━━━ Input data

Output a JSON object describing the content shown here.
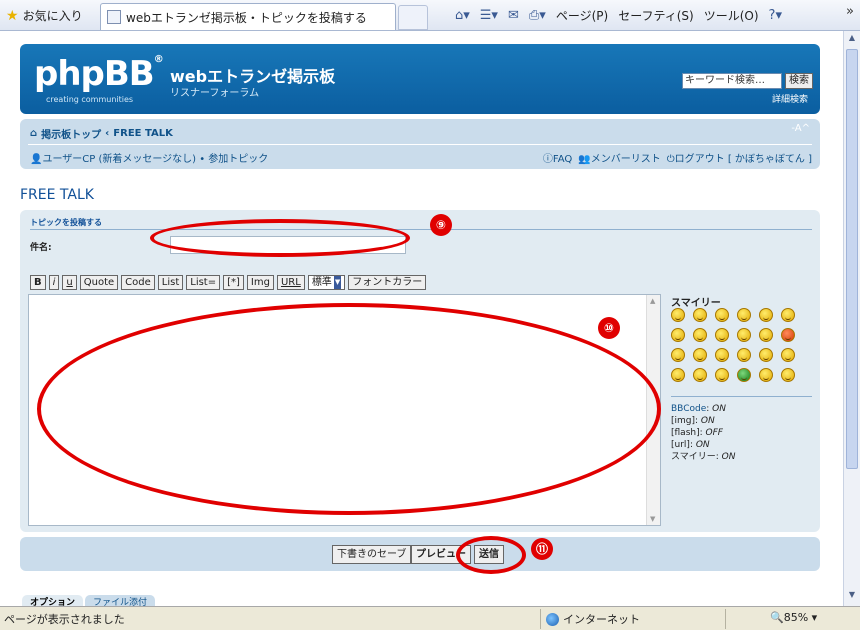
{
  "browser": {
    "favorites_label": "お気に入り",
    "tab_title": "webエトランゼ掲示板・トピックを投稿する",
    "page_menu": "ページ(P)",
    "safety_menu": "セーフティ(S)",
    "tools_menu": "ツール(O)",
    "more": "»"
  },
  "header": {
    "logo_text": "phpBB",
    "logo_reg": "®",
    "logo_sub": "creating communities",
    "site_title": "webエトランゼ掲示板",
    "site_desc": "リスナーフォーラム",
    "search_placeholder": "キーワード検索…",
    "search_button": "検索",
    "advanced_search": "詳細検索"
  },
  "nav": {
    "board_index": "掲示板トップ",
    "separator": "‹",
    "forum": "FREE TALK",
    "font_size": "-A^",
    "ucp": "ユーザーCP (新着メッセージなし) • 参加トピック",
    "faq": "FAQ",
    "members": "メンバーリスト",
    "logout": "ログアウト [ かぼちゃぼてん ]"
  },
  "page_title": "FREE TALK",
  "post": {
    "heading": "トピックを投稿する",
    "subject_label": "件名:",
    "subject_value": "",
    "bbcode_buttons": [
      "B",
      "i",
      "u",
      "Quote",
      "Code",
      "List",
      "List=",
      "[*]",
      "Img",
      "URL"
    ],
    "size_select": "標準",
    "font_color": "フォントカラー",
    "smilies_title": "スマイリー",
    "status": [
      {
        "k": "BBCode",
        "v": "ON"
      },
      {
        "k": "[img]",
        "v": "ON"
      },
      {
        "k": "[flash]",
        "v": "OFF"
      },
      {
        "k": "[url]",
        "v": "ON"
      },
      {
        "k": "スマイリー",
        "v": "ON"
      }
    ]
  },
  "submit": {
    "save_draft": "下書きのセーブ",
    "preview": "プレビュー",
    "submit": "送信"
  },
  "bottom_tabs": [
    "オプション",
    "ファイル添付"
  ],
  "annotations": [
    "⑨",
    "⑩",
    "⑪"
  ],
  "annotation_color": "#e00000",
  "statusbar": {
    "text": "ページが表示されました",
    "zone": "インターネット",
    "zoom": "85%"
  }
}
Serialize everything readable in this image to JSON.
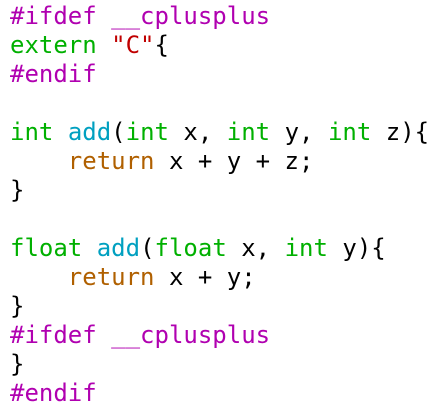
{
  "colors": {
    "preprocessor": "#b000b0",
    "type": "#00b000",
    "string": "#c00000",
    "function": "#00a0c0",
    "keyword": "#b06000",
    "plain": "#000000",
    "background": "#ffffff"
  },
  "lines": [
    [
      {
        "t": "#ifdef __cplusplus",
        "c": "preproc"
      }
    ],
    [
      {
        "t": "extern",
        "c": "type"
      },
      {
        "t": " ",
        "c": "plain"
      },
      {
        "t": "\"C\"",
        "c": "string"
      },
      {
        "t": "{",
        "c": "plain"
      }
    ],
    [
      {
        "t": "#endif",
        "c": "preproc"
      }
    ],
    [],
    [
      {
        "t": "int",
        "c": "type"
      },
      {
        "t": " ",
        "c": "plain"
      },
      {
        "t": "add",
        "c": "func"
      },
      {
        "t": "(",
        "c": "plain"
      },
      {
        "t": "int",
        "c": "type"
      },
      {
        "t": " x, ",
        "c": "plain"
      },
      {
        "t": "int",
        "c": "type"
      },
      {
        "t": " y, ",
        "c": "plain"
      },
      {
        "t": "int",
        "c": "type"
      },
      {
        "t": " z){",
        "c": "plain"
      }
    ],
    [
      {
        "t": "    ",
        "c": "plain"
      },
      {
        "t": "return",
        "c": "keyword"
      },
      {
        "t": " x + y + z;",
        "c": "plain"
      }
    ],
    [
      {
        "t": "}",
        "c": "plain"
      }
    ],
    [],
    [
      {
        "t": "float",
        "c": "type"
      },
      {
        "t": " ",
        "c": "plain"
      },
      {
        "t": "add",
        "c": "func"
      },
      {
        "t": "(",
        "c": "plain"
      },
      {
        "t": "float",
        "c": "type"
      },
      {
        "t": " x, ",
        "c": "plain"
      },
      {
        "t": "int",
        "c": "type"
      },
      {
        "t": " y){",
        "c": "plain"
      }
    ],
    [
      {
        "t": "    ",
        "c": "plain"
      },
      {
        "t": "return",
        "c": "keyword"
      },
      {
        "t": " x + y;",
        "c": "plain"
      }
    ],
    [
      {
        "t": "}",
        "c": "plain"
      }
    ],
    [
      {
        "t": "#ifdef __cplusplus",
        "c": "preproc"
      }
    ],
    [
      {
        "t": "}",
        "c": "plain"
      }
    ],
    [
      {
        "t": "#endif",
        "c": "preproc"
      }
    ]
  ]
}
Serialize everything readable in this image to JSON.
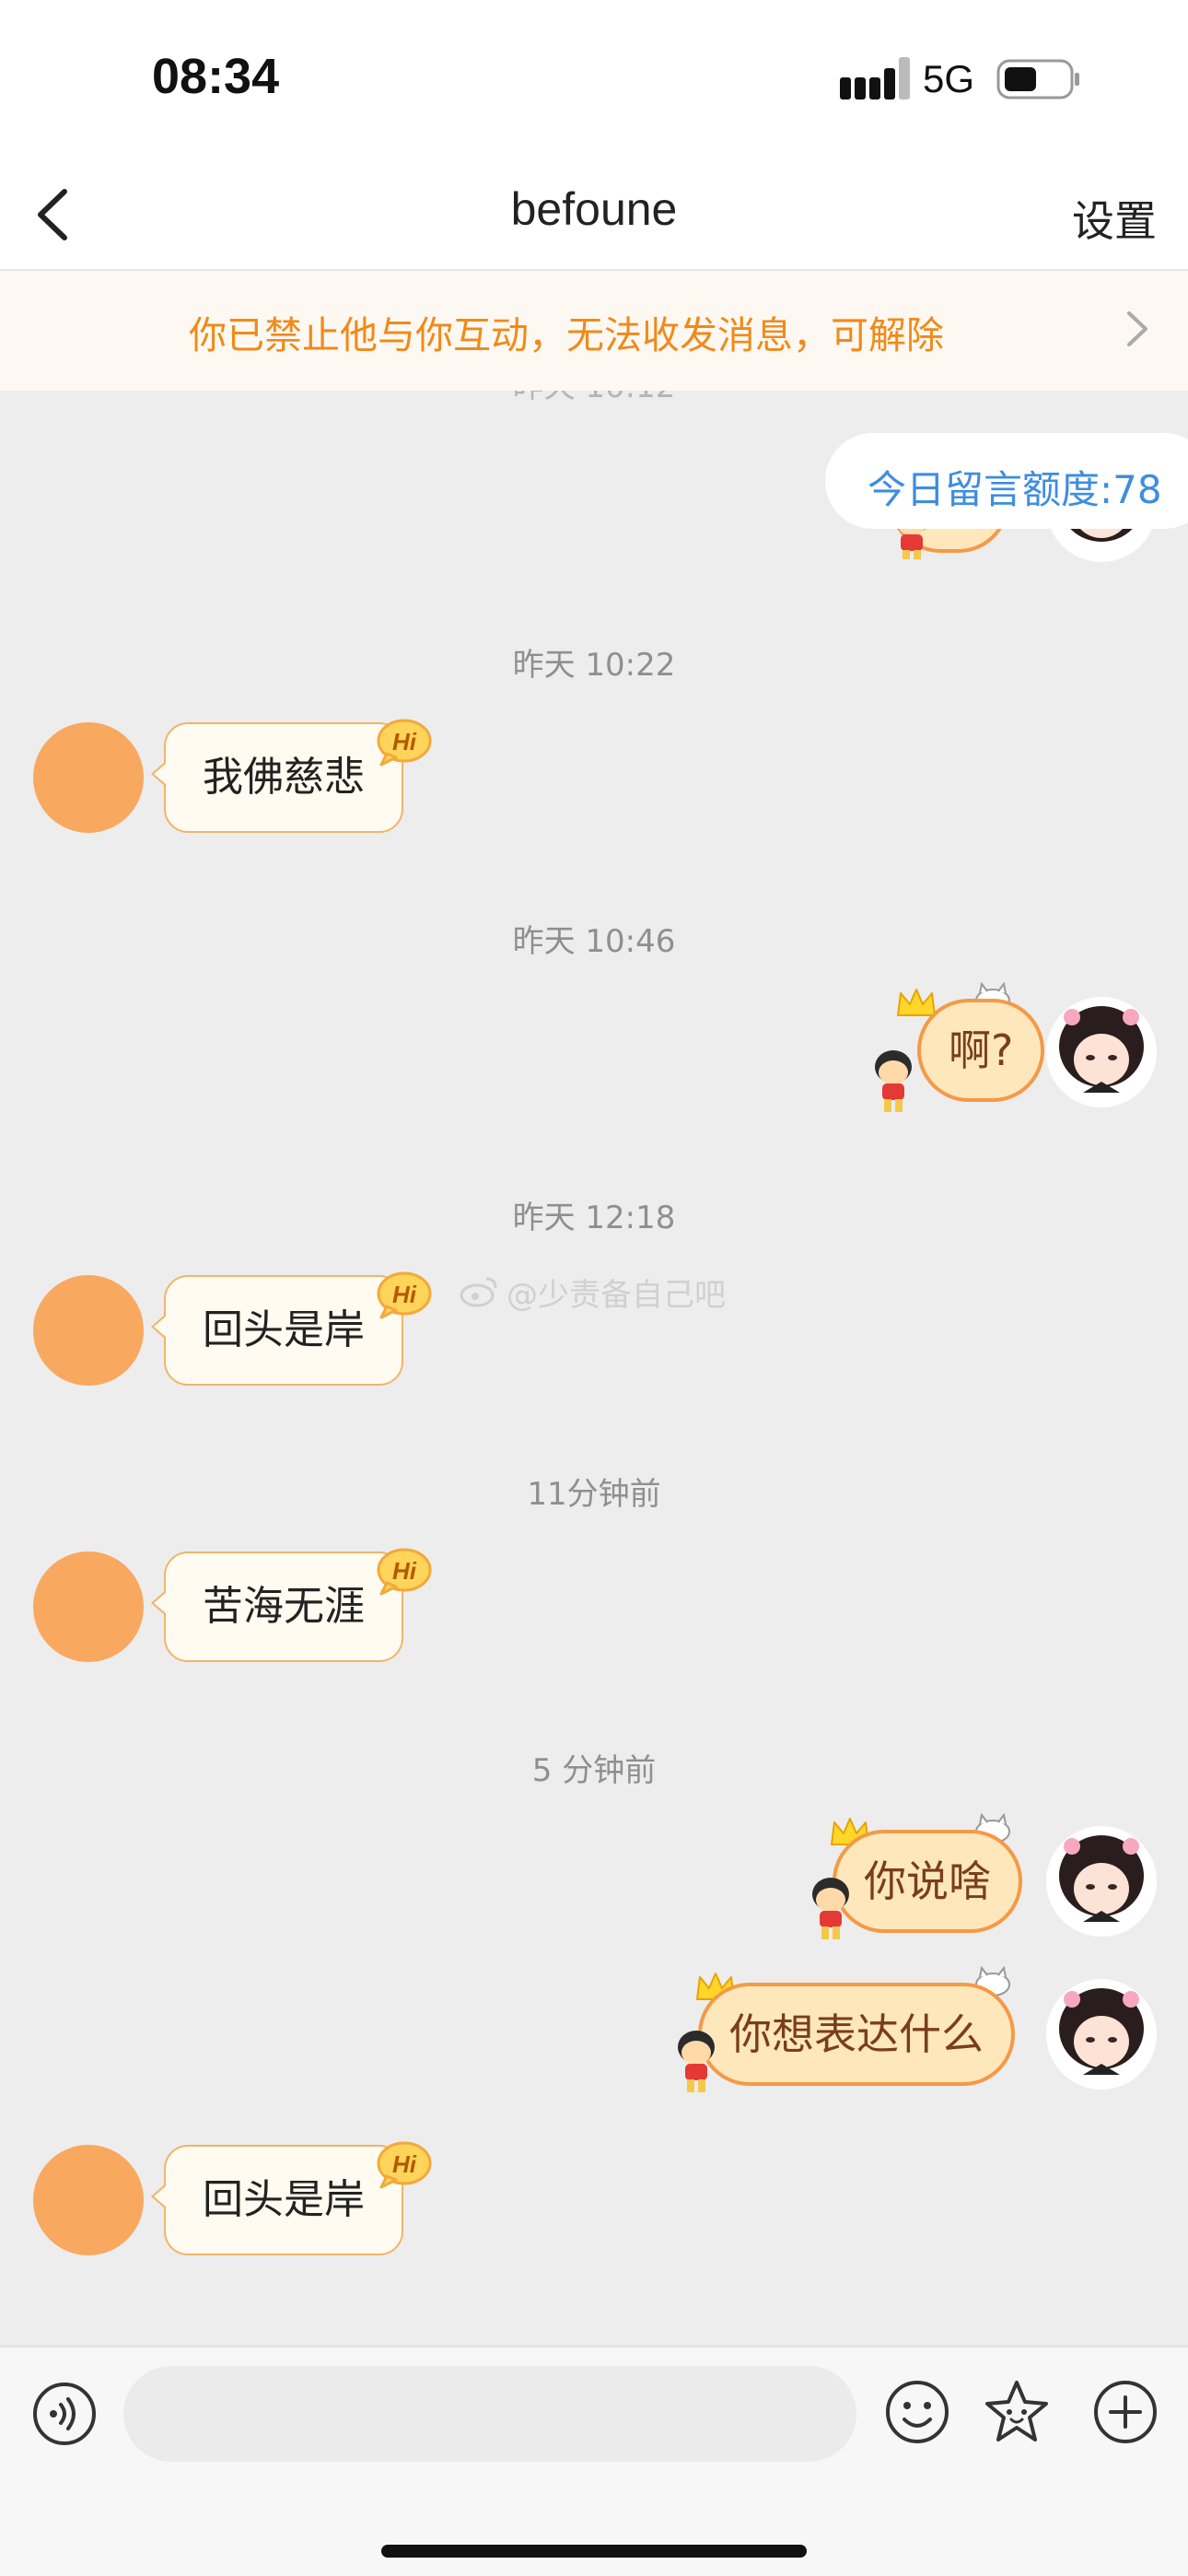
{
  "status_bar": {
    "time": "08:34",
    "network": "5G"
  },
  "nav": {
    "title": "befoune",
    "settings_label": "设置"
  },
  "banner": {
    "text": "你已禁止他与你互动，无法收发消息，可解除"
  },
  "quota": {
    "text": "今日留言额度:78"
  },
  "watermark": {
    "text": "@少责备自己吧"
  },
  "timestamps": {
    "partial": "昨天 10:12",
    "t1": "昨天 10:22",
    "t2": "昨天 10:46",
    "t3": "昨天 12:18",
    "t4": "11分钟前",
    "t5": "5 分钟前"
  },
  "messages": {
    "in1": "我佛慈悲",
    "out1": "啊?",
    "in2": "回头是岸",
    "in3": "苦海无涯",
    "out2": "你说啥",
    "out3": "你想表达什么",
    "in4": "回头是岸"
  },
  "badge": {
    "hi": "Hi"
  },
  "input": {
    "placeholder": ""
  },
  "colors": {
    "banner_text": "#f08a1a",
    "quota_text": "#3d8ee0",
    "avatar_orange": "#f9a860",
    "bubble_out_border": "#f49a47"
  },
  "icons": [
    "back-icon",
    "chevron-right-icon",
    "signal-icon",
    "battery-icon",
    "hi-badge-icon",
    "crown-icon",
    "cartoon-kid-icon",
    "cat-icon",
    "weibo-icon",
    "voice-icon",
    "emoji-icon",
    "sticker-icon",
    "plus-icon"
  ]
}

━━━━━━

What you need to do: Omit the pictures and restate the rest of the records verbatim.

Exercise answer:
Output a JSON object describing the content shown here.
{
  "browser": {
    "favorites_label": "お気に入り",
    "tab_title": "webエトランゼ掲示板・トピックを投稿する",
    "page_menu": "ページ(P)",
    "safety_menu": "セーフティ(S)",
    "tools_menu": "ツール(O)",
    "more": "»"
  },
  "header": {
    "logo_text": "phpBB",
    "logo_reg": "®",
    "logo_sub": "creating communities",
    "site_title": "webエトランゼ掲示板",
    "site_desc": "リスナーフォーラム",
    "search_placeholder": "キーワード検索…",
    "search_button": "検索",
    "advanced_search": "詳細検索"
  },
  "nav": {
    "board_index": "掲示板トップ",
    "separator": "‹",
    "forum": "FREE TALK",
    "font_size": "-A^",
    "ucp": "ユーザーCP (新着メッセージなし) • 参加トピック",
    "faq": "FAQ",
    "members": "メンバーリスト",
    "logout": "ログアウト [ かぼちゃぼてん ]"
  },
  "page_title": "FREE TALK",
  "post": {
    "heading": "トピックを投稿する",
    "subject_label": "件名:",
    "subject_value": "",
    "bbcode_buttons": [
      "B",
      "i",
      "u",
      "Quote",
      "Code",
      "List",
      "List=",
      "[*]",
      "Img",
      "URL"
    ],
    "size_select": "標準",
    "font_color": "フォントカラー",
    "smilies_title": "スマイリー",
    "status": [
      {
        "k": "BBCode",
        "v": "ON"
      },
      {
        "k": "[img]",
        "v": "ON"
      },
      {
        "k": "[flash]",
        "v": "OFF"
      },
      {
        "k": "[url]",
        "v": "ON"
      },
      {
        "k": "スマイリー",
        "v": "ON"
      }
    ]
  },
  "submit": {
    "save_draft": "下書きのセーブ",
    "preview": "プレビュー",
    "submit": "送信"
  },
  "bottom_tabs": [
    "オプション",
    "ファイル添付"
  ],
  "annotations": [
    "⑨",
    "⑩",
    "⑪"
  ],
  "annotation_color": "#e00000",
  "statusbar": {
    "text": "ページが表示されました",
    "zone": "インターネット",
    "zoom": "85%"
  }
}
Serialize everything readable in this image to JSON.
{
  "colors": {
    "preprocessor": "#b000b0",
    "type": "#00b000",
    "string": "#c00000",
    "function": "#00a0c0",
    "keyword": "#b06000",
    "plain": "#000000",
    "background": "#ffffff"
  },
  "lines": [
    [
      {
        "t": "#ifdef __cplusplus",
        "c": "preproc"
      }
    ],
    [
      {
        "t": "extern",
        "c": "type"
      },
      {
        "t": " ",
        "c": "plain"
      },
      {
        "t": "\"C\"",
        "c": "string"
      },
      {
        "t": "{",
        "c": "plain"
      }
    ],
    [
      {
        "t": "#endif",
        "c": "preproc"
      }
    ],
    [],
    [
      {
        "t": "int",
        "c": "type"
      },
      {
        "t": " ",
        "c": "plain"
      },
      {
        "t": "add",
        "c": "func"
      },
      {
        "t": "(",
        "c": "plain"
      },
      {
        "t": "int",
        "c": "type"
      },
      {
        "t": " x, ",
        "c": "plain"
      },
      {
        "t": "int",
        "c": "type"
      },
      {
        "t": " y, ",
        "c": "plain"
      },
      {
        "t": "int",
        "c": "type"
      },
      {
        "t": " z){",
        "c": "plain"
      }
    ],
    [
      {
        "t": "    ",
        "c": "plain"
      },
      {
        "t": "return",
        "c": "keyword"
      },
      {
        "t": " x + y + z;",
        "c": "plain"
      }
    ],
    [
      {
        "t": "}",
        "c": "plain"
      }
    ],
    [],
    [
      {
        "t": "float",
        "c": "type"
      },
      {
        "t": " ",
        "c": "plain"
      },
      {
        "t": "add",
        "c": "func"
      },
      {
        "t": "(",
        "c": "plain"
      },
      {
        "t": "float",
        "c": "type"
      },
      {
        "t": " x, ",
        "c": "plain"
      },
      {
        "t": "int",
        "c": "type"
      },
      {
        "t": " y){",
        "c": "plain"
      }
    ],
    [
      {
        "t": "    ",
        "c": "plain"
      },
      {
        "t": "return",
        "c": "keyword"
      },
      {
        "t": " x + y;",
        "c": "plain"
      }
    ],
    [
      {
        "t": "}",
        "c": "plain"
      }
    ],
    [
      {
        "t": "#ifdef __cplusplus",
        "c": "preproc"
      }
    ],
    [
      {
        "t": "}",
        "c": "plain"
      }
    ],
    [
      {
        "t": "#endif",
        "c": "preproc"
      }
    ]
  ]
}
Serialize everything readable in this image to JSON.
{
  "status_bar": {
    "time": "08:34",
    "network": "5G"
  },
  "nav": {
    "title": "befoune",
    "settings_label": "设置"
  },
  "banner": {
    "text": "你已禁止他与你互动，无法收发消息，可解除"
  },
  "quota": {
    "text": "今日留言额度:78"
  },
  "watermark": {
    "text": "@少责备自己吧"
  },
  "timestamps": {
    "partial": "昨天 10:12",
    "t1": "昨天 10:22",
    "t2": "昨天 10:46",
    "t3": "昨天 12:18",
    "t4": "11分钟前",
    "t5": "5 分钟前"
  },
  "messages": {
    "in1": "我佛慈悲",
    "out1": "啊?",
    "in2": "回头是岸",
    "in3": "苦海无涯",
    "out2": "你说啥",
    "out3": "你想表达什么",
    "in4": "回头是岸"
  },
  "badge": {
    "hi": "Hi"
  },
  "input": {
    "placeholder": ""
  },
  "colors": {
    "banner_text": "#f08a1a",
    "quota_text": "#3d8ee0",
    "avatar_orange": "#f9a860",
    "bubble_out_border": "#f49a47"
  },
  "icons": [
    "back-icon",
    "chevron-right-icon",
    "signal-icon",
    "battery-icon",
    "hi-badge-icon",
    "crown-icon",
    "cartoon-kid-icon",
    "cat-icon",
    "weibo-icon",
    "voice-icon",
    "emoji-icon",
    "sticker-icon",
    "plus-icon"
  ]
}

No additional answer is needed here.